* [TASK INSTRUCTIONS]: From the entries below, pull out each line where "functionality" appears.

* [AVAILABLE DATA]:

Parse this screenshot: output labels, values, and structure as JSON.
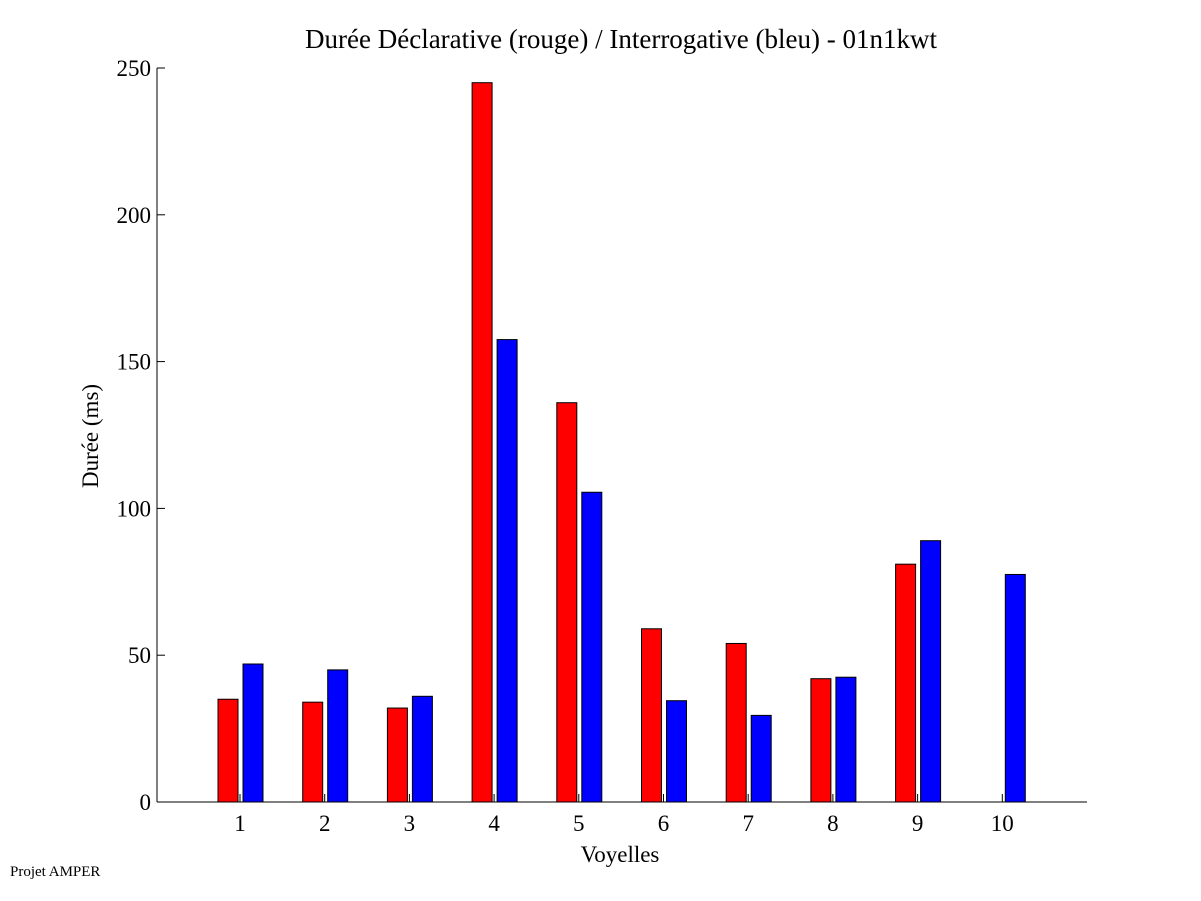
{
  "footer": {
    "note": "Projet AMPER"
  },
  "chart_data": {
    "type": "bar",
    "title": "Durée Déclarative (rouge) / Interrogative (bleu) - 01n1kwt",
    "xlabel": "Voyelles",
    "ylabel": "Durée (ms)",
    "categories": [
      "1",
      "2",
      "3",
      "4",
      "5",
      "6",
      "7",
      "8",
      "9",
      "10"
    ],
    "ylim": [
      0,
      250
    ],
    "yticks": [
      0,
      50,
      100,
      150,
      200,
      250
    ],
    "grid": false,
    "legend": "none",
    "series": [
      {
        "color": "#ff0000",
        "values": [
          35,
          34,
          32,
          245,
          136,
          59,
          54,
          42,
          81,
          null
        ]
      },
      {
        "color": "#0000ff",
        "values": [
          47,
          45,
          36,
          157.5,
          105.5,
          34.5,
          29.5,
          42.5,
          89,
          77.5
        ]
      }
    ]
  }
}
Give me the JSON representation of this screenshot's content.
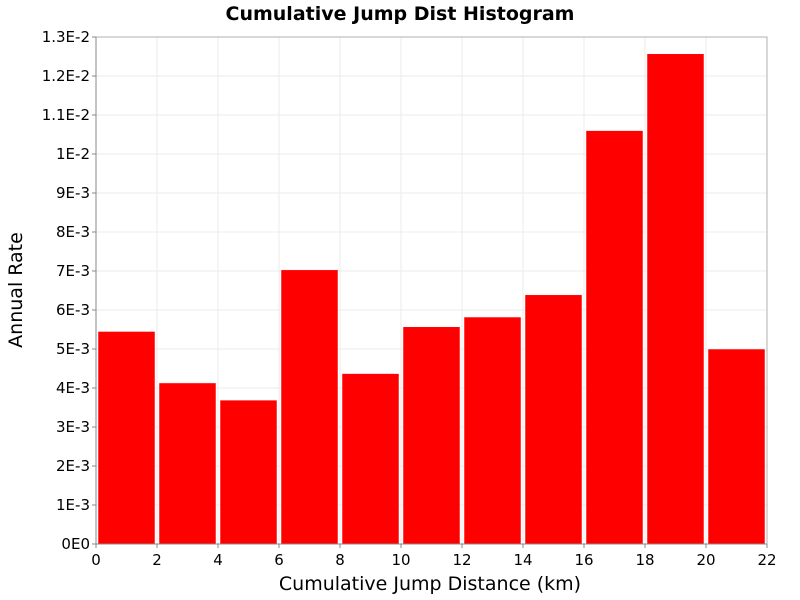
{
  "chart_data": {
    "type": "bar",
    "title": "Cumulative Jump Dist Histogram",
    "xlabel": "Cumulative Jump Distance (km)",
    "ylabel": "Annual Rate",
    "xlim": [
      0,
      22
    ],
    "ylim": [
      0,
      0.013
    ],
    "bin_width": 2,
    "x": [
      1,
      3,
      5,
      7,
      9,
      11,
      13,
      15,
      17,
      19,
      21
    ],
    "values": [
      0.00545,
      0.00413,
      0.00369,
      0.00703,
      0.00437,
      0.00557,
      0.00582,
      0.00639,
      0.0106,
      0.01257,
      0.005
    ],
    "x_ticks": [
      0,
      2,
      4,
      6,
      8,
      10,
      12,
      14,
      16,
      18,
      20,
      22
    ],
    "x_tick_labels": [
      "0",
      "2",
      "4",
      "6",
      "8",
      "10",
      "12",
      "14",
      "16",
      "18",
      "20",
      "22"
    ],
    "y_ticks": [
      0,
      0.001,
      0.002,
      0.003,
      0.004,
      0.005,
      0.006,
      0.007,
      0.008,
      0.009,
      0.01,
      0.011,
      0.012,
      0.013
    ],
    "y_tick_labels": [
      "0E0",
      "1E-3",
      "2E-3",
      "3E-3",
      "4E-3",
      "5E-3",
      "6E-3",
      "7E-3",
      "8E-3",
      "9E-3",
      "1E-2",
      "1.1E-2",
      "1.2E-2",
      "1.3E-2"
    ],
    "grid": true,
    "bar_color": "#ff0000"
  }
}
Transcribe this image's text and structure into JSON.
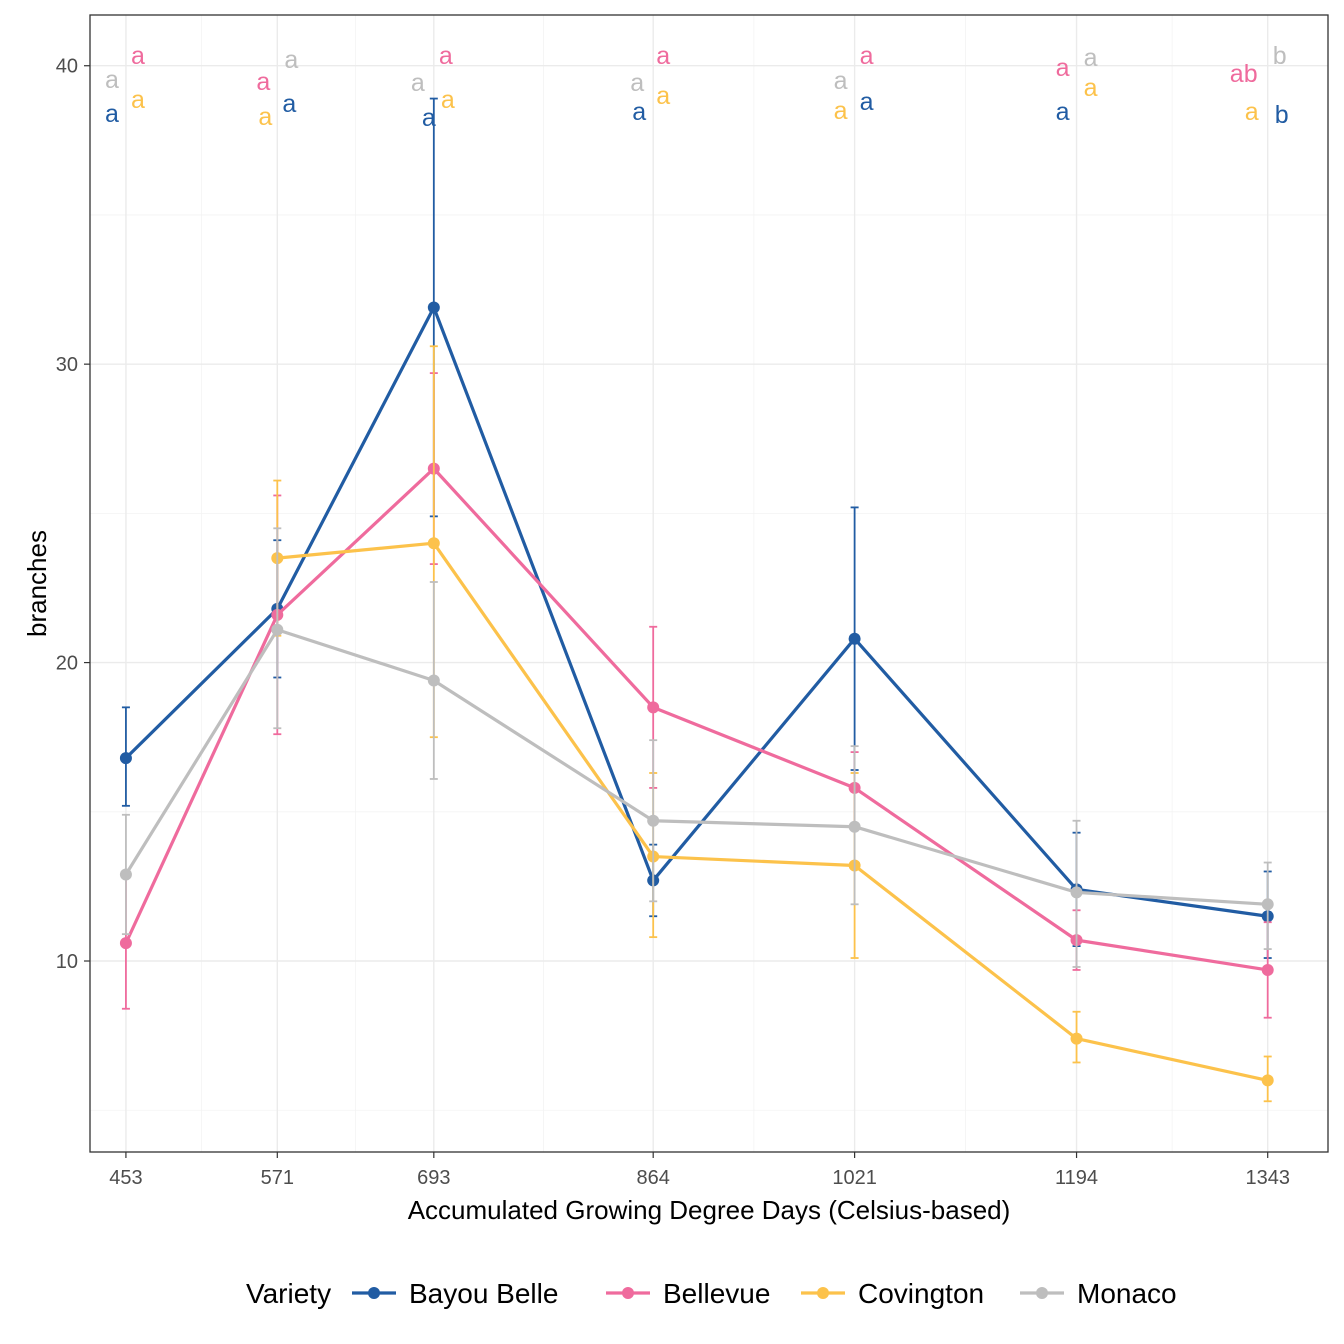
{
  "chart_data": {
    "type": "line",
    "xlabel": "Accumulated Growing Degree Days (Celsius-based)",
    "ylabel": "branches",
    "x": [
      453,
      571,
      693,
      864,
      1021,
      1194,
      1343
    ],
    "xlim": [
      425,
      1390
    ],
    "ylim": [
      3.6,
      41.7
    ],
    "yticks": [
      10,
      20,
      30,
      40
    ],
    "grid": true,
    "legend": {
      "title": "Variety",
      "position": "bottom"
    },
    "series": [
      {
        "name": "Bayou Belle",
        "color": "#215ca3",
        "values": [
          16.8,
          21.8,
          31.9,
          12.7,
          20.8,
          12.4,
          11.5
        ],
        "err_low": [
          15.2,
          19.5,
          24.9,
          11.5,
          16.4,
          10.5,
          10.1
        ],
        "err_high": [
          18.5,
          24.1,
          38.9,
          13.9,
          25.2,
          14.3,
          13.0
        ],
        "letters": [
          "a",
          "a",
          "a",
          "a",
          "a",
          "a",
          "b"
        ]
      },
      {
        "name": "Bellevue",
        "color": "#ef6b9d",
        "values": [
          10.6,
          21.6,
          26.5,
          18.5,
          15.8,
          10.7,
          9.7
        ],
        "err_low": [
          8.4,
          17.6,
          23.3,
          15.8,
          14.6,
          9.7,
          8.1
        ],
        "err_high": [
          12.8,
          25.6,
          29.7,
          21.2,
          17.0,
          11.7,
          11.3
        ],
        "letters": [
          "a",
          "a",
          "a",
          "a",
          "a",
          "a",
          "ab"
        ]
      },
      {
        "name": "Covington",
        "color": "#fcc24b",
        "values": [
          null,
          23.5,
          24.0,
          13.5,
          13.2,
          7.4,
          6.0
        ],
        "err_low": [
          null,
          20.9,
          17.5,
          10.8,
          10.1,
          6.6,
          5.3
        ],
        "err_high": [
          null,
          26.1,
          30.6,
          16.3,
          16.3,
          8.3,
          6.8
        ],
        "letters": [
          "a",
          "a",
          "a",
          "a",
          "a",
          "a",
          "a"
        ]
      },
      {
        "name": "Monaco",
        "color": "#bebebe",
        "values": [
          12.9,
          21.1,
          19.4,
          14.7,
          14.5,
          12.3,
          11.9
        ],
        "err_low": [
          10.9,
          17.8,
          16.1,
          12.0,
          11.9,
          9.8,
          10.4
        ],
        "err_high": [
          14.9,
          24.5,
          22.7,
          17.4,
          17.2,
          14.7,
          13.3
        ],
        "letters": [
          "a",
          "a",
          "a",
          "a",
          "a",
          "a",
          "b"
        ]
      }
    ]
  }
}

==

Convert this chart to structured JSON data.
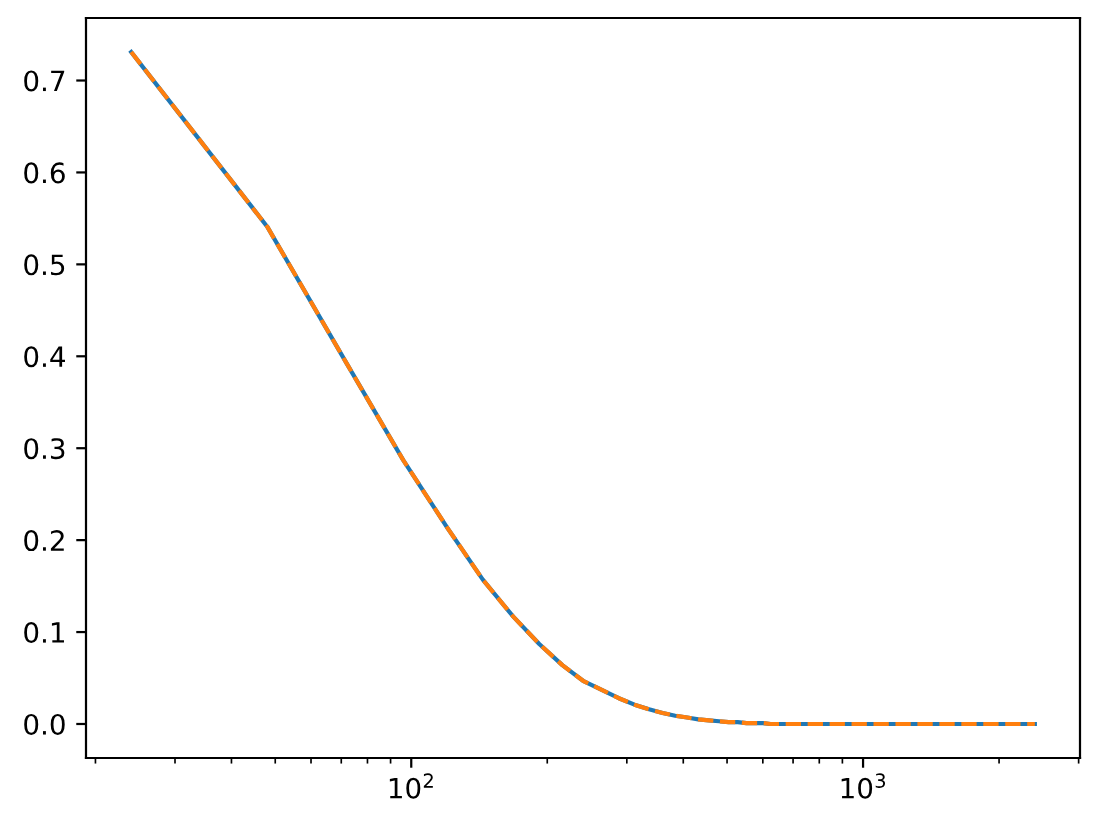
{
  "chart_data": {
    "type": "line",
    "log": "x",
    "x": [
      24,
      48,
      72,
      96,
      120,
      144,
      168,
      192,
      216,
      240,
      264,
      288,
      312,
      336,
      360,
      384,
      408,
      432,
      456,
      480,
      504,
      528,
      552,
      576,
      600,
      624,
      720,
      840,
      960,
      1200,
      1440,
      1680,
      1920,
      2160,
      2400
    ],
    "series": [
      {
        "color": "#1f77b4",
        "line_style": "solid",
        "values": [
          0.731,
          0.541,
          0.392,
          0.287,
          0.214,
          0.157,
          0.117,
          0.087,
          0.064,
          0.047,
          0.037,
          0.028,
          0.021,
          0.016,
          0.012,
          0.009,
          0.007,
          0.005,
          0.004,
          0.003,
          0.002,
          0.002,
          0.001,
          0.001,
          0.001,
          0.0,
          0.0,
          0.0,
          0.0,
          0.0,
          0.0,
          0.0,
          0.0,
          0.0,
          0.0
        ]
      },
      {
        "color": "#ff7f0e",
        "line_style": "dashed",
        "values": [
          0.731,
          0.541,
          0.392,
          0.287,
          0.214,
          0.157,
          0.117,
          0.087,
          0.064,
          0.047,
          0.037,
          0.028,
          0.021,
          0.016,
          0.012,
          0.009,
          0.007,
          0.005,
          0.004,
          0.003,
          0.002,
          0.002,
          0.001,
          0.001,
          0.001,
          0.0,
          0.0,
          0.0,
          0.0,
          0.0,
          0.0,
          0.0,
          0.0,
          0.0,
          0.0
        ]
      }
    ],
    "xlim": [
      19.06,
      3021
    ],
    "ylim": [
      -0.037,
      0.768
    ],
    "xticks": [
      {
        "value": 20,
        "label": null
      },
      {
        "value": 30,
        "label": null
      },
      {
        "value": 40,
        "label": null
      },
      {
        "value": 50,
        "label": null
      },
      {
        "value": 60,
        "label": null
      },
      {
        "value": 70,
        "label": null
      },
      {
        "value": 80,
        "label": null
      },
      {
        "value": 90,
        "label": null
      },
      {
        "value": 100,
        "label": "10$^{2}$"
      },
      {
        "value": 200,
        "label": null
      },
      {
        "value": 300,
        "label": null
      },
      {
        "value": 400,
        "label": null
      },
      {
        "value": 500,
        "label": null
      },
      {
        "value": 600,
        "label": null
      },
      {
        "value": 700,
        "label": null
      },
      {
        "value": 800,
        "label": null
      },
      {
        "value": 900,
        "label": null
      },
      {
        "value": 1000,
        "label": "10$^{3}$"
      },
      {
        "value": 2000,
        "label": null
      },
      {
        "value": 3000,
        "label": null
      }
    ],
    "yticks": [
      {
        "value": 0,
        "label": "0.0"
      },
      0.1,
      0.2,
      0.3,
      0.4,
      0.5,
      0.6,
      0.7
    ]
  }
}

...

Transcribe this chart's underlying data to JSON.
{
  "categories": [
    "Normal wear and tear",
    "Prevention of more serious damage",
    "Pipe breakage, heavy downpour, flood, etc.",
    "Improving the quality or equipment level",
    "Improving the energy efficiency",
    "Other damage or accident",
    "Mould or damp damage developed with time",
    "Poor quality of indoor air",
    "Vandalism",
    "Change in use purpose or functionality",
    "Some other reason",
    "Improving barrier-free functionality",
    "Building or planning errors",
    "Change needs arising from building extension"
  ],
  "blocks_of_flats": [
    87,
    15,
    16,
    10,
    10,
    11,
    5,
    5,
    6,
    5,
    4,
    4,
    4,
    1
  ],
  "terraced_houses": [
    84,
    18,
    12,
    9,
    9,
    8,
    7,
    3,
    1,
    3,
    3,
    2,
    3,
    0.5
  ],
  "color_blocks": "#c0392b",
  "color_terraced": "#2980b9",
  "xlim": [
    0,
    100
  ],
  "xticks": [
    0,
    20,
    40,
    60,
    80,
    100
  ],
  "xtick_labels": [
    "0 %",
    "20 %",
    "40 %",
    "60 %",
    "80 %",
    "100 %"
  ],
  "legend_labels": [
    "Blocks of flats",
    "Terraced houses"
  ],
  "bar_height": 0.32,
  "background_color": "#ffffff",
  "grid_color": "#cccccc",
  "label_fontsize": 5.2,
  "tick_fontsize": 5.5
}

* [OUTPUT]:
    "Change in use purpose or functionality",
    "Improving barrier-free functionality",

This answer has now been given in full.